**Stated goal**.
Transcribe every record that appears below, exactly and in full.

**Records for the task**.

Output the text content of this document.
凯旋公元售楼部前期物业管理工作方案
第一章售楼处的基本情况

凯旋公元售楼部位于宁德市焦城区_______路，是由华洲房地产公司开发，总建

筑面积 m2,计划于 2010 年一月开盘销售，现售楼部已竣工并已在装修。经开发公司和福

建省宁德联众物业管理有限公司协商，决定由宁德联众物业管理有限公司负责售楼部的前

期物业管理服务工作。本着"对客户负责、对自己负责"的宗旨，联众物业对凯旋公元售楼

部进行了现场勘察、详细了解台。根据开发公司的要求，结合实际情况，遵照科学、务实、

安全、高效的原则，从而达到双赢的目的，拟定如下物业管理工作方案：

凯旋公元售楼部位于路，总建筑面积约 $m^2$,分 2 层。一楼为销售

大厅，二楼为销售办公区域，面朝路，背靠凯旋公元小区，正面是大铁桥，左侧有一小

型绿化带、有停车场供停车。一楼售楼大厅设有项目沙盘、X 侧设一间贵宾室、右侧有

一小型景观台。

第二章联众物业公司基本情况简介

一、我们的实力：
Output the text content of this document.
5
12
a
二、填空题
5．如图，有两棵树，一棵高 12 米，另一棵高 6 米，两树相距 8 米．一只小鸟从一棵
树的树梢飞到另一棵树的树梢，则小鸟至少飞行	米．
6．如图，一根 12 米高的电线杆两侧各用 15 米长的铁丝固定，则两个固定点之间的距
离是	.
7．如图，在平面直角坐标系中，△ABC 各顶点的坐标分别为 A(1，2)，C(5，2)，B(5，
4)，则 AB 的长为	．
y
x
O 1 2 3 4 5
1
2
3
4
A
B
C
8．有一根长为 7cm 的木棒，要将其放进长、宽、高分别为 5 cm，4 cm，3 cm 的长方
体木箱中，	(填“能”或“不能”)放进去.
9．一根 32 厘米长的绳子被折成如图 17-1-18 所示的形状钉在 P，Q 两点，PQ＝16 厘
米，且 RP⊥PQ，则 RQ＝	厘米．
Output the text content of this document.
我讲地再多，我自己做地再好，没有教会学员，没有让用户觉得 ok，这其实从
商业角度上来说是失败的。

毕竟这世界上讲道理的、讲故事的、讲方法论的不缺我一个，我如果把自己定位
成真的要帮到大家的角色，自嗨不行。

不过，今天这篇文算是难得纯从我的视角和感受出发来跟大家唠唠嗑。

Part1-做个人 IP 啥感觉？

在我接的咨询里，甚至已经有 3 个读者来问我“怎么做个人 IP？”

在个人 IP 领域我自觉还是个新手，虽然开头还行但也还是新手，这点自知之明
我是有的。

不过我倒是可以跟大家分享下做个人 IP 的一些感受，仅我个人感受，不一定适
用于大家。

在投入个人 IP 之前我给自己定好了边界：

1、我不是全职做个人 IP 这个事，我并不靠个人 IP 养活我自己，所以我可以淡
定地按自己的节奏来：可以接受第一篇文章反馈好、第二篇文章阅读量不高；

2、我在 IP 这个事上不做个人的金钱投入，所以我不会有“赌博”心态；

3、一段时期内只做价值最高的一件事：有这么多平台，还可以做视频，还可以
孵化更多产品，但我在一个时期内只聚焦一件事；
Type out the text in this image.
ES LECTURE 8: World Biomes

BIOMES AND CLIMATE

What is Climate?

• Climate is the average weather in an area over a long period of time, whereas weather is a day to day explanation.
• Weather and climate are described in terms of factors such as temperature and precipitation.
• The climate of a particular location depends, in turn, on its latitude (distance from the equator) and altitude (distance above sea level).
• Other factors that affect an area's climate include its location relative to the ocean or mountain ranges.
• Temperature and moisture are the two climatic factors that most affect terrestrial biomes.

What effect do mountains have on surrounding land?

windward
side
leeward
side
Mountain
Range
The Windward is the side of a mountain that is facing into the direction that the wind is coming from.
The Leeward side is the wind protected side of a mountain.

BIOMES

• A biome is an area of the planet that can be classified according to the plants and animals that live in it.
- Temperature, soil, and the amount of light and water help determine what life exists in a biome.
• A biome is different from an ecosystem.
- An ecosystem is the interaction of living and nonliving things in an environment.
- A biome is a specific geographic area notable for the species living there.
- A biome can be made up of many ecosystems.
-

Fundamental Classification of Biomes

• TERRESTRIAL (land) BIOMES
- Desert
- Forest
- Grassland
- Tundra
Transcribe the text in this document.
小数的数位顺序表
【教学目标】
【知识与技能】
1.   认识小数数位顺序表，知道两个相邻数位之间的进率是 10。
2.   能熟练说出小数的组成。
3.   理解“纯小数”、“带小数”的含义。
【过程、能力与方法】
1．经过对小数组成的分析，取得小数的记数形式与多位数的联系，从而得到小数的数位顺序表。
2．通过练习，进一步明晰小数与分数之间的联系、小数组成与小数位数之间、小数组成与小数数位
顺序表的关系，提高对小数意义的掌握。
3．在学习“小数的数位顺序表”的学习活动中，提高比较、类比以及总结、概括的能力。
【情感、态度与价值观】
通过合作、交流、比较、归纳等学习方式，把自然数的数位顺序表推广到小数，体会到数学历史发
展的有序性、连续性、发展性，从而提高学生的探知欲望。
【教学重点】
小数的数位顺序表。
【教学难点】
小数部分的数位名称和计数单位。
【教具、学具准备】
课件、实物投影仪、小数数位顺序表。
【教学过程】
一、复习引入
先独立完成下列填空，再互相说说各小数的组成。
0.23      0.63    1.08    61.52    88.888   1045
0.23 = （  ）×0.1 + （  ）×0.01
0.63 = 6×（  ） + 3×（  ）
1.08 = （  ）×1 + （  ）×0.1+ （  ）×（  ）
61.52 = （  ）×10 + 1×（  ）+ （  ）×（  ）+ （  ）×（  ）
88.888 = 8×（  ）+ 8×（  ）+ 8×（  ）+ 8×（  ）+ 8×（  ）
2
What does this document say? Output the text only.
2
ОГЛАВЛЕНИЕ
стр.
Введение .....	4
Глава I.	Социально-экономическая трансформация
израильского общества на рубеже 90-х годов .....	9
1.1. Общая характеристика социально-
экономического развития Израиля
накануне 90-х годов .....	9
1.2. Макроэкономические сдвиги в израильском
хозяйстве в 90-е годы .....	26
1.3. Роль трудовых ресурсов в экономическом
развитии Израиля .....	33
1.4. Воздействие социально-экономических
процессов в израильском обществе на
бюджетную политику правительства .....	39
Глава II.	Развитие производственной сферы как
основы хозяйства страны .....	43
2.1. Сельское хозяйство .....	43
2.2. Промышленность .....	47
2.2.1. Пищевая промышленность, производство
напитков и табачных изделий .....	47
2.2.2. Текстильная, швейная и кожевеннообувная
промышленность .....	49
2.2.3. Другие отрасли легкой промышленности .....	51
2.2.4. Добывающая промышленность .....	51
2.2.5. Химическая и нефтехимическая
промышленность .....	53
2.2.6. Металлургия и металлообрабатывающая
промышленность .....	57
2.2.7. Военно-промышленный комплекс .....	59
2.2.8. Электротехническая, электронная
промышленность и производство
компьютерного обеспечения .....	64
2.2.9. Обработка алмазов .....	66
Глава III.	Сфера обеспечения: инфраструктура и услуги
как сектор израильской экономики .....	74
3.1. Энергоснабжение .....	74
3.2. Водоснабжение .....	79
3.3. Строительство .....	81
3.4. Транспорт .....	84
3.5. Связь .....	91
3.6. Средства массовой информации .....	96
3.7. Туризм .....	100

**Exercise result**.
Output the text content of this document.
凯旋公元售楼部前期物业管理工作方案
第一章售楼处的基本情况

凯旋公元售楼部位于宁德市焦城区_______路，是由华洲房地产公司开发，总建

筑面积 m2,计划于 2010 年一月开盘销售，现售楼部已竣工并已在装修。经开发公司和福

建省宁德联众物业管理有限公司协商，决定由宁德联众物业管理有限公司负责售楼部的前

期物业管理服务工作。本着"对客户负责、对自己负责"的宗旨，联众物业对凯旋公元售楼

部进行了现场勘察、详细了解台。根据开发公司的要求，结合实际情况，遵照科学、务实、

安全、高效的原则，从而达到双赢的目的，拟定如下物业管理工作方案：

凯旋公元售楼部位于路，总建筑面积约 $m^2$,分 2 层。一楼为销售

大厅，二楼为销售办公区域，面朝路，背靠凯旋公元小区，正面是大铁桥，左侧有一小

型绿化带、有停车场供停车。一楼售楼大厅设有项目沙盘、X 侧设一间贵宾室、右侧有

一小型景观台。

第二章联众物业公司基本情况简介

一、我们的实力：
Output the text content of this document.
5
12
a
二、填空题
5．如图，有两棵树，一棵高 12 米，另一棵高 6 米，两树相距 8 米．一只小鸟从一棵
树的树梢飞到另一棵树的树梢，则小鸟至少飞行	米．
6．如图，一根 12 米高的电线杆两侧各用 15 米长的铁丝固定，则两个固定点之间的距
离是	.
7．如图，在平面直角坐标系中，△ABC 各顶点的坐标分别为 A(1，2)，C(5，2)，B(5，
4)，则 AB 的长为	．
y
x
O 1 2 3 4 5
1
2
3
4
A
B
C
8．有一根长为 7cm 的木棒，要将其放进长、宽、高分别为 5 cm，4 cm，3 cm 的长方
体木箱中，	(填“能”或“不能”)放进去.
9．一根 32 厘米长的绳子被折成如图 17-1-18 所示的形状钉在 P，Q 两点，PQ＝16 厘
米，且 RP⊥PQ，则 RQ＝	厘米．
Output the text content of this document.
我讲地再多，我自己做地再好，没有教会学员，没有让用户觉得 ok，这其实从
商业角度上来说是失败的。

毕竟这世界上讲道理的、讲故事的、讲方法论的不缺我一个，我如果把自己定位
成真的要帮到大家的角色，自嗨不行。

不过，今天这篇文算是难得纯从我的视角和感受出发来跟大家唠唠嗑。

Part1-做个人 IP 啥感觉？

在我接的咨询里，甚至已经有 3 个读者来问我“怎么做个人 IP？”

在个人 IP 领域我自觉还是个新手，虽然开头还行但也还是新手，这点自知之明
我是有的。

不过我倒是可以跟大家分享下做个人 IP 的一些感受，仅我个人感受，不一定适
用于大家。

在投入个人 IP 之前我给自己定好了边界：

1、我不是全职做个人 IP 这个事，我并不靠个人 IP 养活我自己，所以我可以淡
定地按自己的节奏来：可以接受第一篇文章反馈好、第二篇文章阅读量不高；

2、我在 IP 这个事上不做个人的金钱投入，所以我不会有“赌博”心态；

3、一段时期内只做价值最高的一件事：有这么多平台，还可以做视频，还可以
孵化更多产品，但我在一个时期内只聚焦一件事；
Type out the text in this image.
ES LECTURE 8: World Biomes

BIOMES AND CLIMATE

What is Climate?

• Climate is the average weather in an area over a long period of time, whereas weather is a day to day explanation.
• Weather and climate are described in terms of factors such as temperature and precipitation.
• The climate of a particular location depends, in turn, on its latitude (distance from the equator) and altitude (distance above sea level).
• Other factors that affect an area's climate include its location relative to the ocean or mountain ranges.
• Temperature and moisture are the two climatic factors that most affect terrestrial biomes.

What effect do mountains have on surrounding land?

windward
side
leeward
side
Mountain
Range
The Windward is the side of a mountain that is facing into the direction that the wind is coming from.
The Leeward side is the wind protected side of a mountain.

BIOMES

• A biome is an area of the planet that can be classified according to the plants and animals that live in it.
- Temperature, soil, and the amount of light and water help determine what life exists in a biome.
• A biome is different from an ecosystem.
- An ecosystem is the interaction of living and nonliving things in an environment.
- A biome is a specific geographic area notable for the species living there.
- A biome can be made up of many ecosystems.
-

Fundamental Classification of Biomes

• TERRESTRIAL (land) BIOMES
- Desert
- Forest
- Grassland
- Tundra
Transcribe the text in this document.
小数的数位顺序表
【教学目标】
【知识与技能】
1.   认识小数数位顺序表，知道两个相邻数位之间的进率是 10。
2.   能熟练说出小数的组成。
3.   理解“纯小数”、“带小数”的含义。
【过程、能力与方法】
1．经过对小数组成的分析，取得小数的记数形式与多位数的联系，从而得到小数的数位顺序表。
2．通过练习，进一步明晰小数与分数之间的联系、小数组成与小数位数之间、小数组成与小数数位
顺序表的关系，提高对小数意义的掌握。
3．在学习“小数的数位顺序表”的学习活动中，提高比较、类比以及总结、概括的能力。
【情感、态度与价值观】
通过合作、交流、比较、归纳等学习方式，把自然数的数位顺序表推广到小数，体会到数学历史发
展的有序性、连续性、发展性，从而提高学生的探知欲望。
【教学重点】
小数的数位顺序表。
【教学难点】
小数部分的数位名称和计数单位。
【教具、学具准备】
课件、实物投影仪、小数数位顺序表。
【教学过程】
一、复习引入
先独立完成下列填空，再互相说说各小数的组成。
0.23      0.63    1.08    61.52    88.888   1045
0.23 = （  ）×0.1 + （  ）×0.01
0.63 = 6×（  ） + 3×（  ）
1.08 = （  ）×1 + （  ）×0.1+ （  ）×（  ）
61.52 = （  ）×10 + 1×（  ）+ （  ）×（  ）+ （  ）×（  ）
88.888 = 8×（  ）+ 8×（  ）+ 8×（  ）+ 8×（  ）+ 8×（  ）
2
What does this document say? Output the text only.
2
ОГЛАВЛЕНИЕ
стр.
Введение .....	4
Глава I.	Социально-экономическая трансформация
израильского общества на рубеже 90-х годов .....	9
1.1. Общая характеристика социально-
экономического развития Израиля
накануне 90-х годов .....	9
1.2. Макроэкономические сдвиги в израильском
хозяйстве в 90-е годы .....	26
1.3. Роль трудовых ресурсов в экономическом
развитии Израиля .....	33
1.4. Воздействие социально-экономических
процессов в израильском обществе на
бюджетную политику правительства .....	39
Глава II.	Развитие производственной сферы как
основы хозяйства страны .....	43
2.1. Сельское хозяйство .....	43
2.2. Промышленность .....	47
2.2.1. Пищевая промышленность, производство
напитков и табачных изделий .....	47
2.2.2. Текстильная, швейная и кожевеннообувная
промышленность .....	49
2.2.3. Другие отрасли легкой промышленности .....	51
2.2.4. Добывающая промышленность .....	51
2.2.5. Химическая и нефтехимическая
промышленность .....	53
2.2.6. Металлургия и металлообрабатывающая
промышленность .....	57
2.2.7. Военно-промышленный комплекс .....	59
2.2.8. Электротехническая, электронная
промышленность и производство
компьютерного обеспечения .....	64
2.2.9. Обработка алмазов .....	66
Глава III.	Сфера обеспечения: инфраструктура и услуги
как сектор израильской экономики .....	74
3.1. Энергоснабжение .....	74
3.2. Водоснабжение .....	79
3.3. Строительство .....	81
3.4. Транспорт .....	84
3.5. Связь .....	91
3.6. Средства массовой информации .....	96
3.7. Туризм .....	100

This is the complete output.